- Description of the task -
The records that follow must be reproduced in full, exactly as written.

** Start **

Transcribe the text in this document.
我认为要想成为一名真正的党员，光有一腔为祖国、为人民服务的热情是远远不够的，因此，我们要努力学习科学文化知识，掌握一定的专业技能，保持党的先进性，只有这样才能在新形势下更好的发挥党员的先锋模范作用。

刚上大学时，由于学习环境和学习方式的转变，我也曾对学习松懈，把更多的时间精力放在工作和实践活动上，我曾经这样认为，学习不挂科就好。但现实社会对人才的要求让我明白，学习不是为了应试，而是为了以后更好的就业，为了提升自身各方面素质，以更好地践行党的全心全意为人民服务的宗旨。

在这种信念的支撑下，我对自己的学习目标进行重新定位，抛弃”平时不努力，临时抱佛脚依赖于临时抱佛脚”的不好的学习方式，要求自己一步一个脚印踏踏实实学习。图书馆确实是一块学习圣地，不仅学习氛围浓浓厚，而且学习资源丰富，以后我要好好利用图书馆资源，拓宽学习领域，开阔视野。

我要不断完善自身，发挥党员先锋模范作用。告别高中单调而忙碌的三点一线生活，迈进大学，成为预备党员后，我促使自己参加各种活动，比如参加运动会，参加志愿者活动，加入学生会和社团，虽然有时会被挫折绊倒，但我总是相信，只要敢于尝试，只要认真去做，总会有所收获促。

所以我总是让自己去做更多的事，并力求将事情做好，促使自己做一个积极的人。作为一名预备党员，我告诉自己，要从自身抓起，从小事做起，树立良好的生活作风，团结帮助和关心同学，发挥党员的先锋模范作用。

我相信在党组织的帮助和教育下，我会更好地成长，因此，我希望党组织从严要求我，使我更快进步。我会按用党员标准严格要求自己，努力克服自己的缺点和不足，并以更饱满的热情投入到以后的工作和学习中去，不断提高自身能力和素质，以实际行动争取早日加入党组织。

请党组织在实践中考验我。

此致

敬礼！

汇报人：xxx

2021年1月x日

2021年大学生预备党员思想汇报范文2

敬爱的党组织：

** End **

- Exercise solution -
Transcribe the text in this document.
我认为要想成为一名真正的党员，光有一腔为祖国、为人民服务的热情是远远不够的，因此，我们要努力学习科学文化知识，掌握一定的专业技能，保持党的先进性，只有这样才能在新形势下更好的发挥党员的先锋模范作用。

刚上大学时，由于学习环境和学习方式的转变，我也曾对学习松懈，把更多的时间精力放在工作和实践活动上，我曾经这样认为，学习不挂科就好。但现实社会对人才的要求让我明白，学习不是为了应试，而是为了以后更好的就业，为了提升自身各方面素质，以更好地践行党的全心全意为人民服务的宗旨。

在这种信念的支撑下，我对自己的学习目标进行重新定位，抛弃”平时不努力，临时抱佛脚依赖于临时抱佛脚”的不好的学习方式，要求自己一步一个脚印踏踏实实学习。图书馆确实是一块学习圣地，不仅学习氛围浓浓厚，而且学习资源丰富，以后我要好好利用图书馆资源，拓宽学习领域，开阔视野。

我要不断完善自身，发挥党员先锋模范作用。告别高中单调而忙碌的三点一线生活，迈进大学，成为预备党员后，我促使自己参加各种活动，比如参加运动会，参加志愿者活动，加入学生会和社团，虽然有时会被挫折绊倒，但我总是相信，只要敢于尝试，只要认真去做，总会有所收获促。

所以我总是让自己去做更多的事，并力求将事情做好，促使自己做一个积极的人。作为一名预备党员，我告诉自己，要从自身抓起，从小事做起，树立良好的生活作风，团结帮助和关心同学，发挥党员的先锋模范作用。

我相信在党组织的帮助和教育下，我会更好地成长，因此，我希望党组织从严要求我，使我更快进步。我会按用党员标准严格要求自己，努力克服自己的缺点和不足，并以更饱满的热情投入到以后的工作和学习中去，不断提高自身能力和素质，以实际行动争取早日加入党组织。

请党组织在实践中考验我。

此致

敬礼！

汇报人：xxx

2021年1月x日

2021年大学生预备党员思想汇报范文2

敬爱的党组织：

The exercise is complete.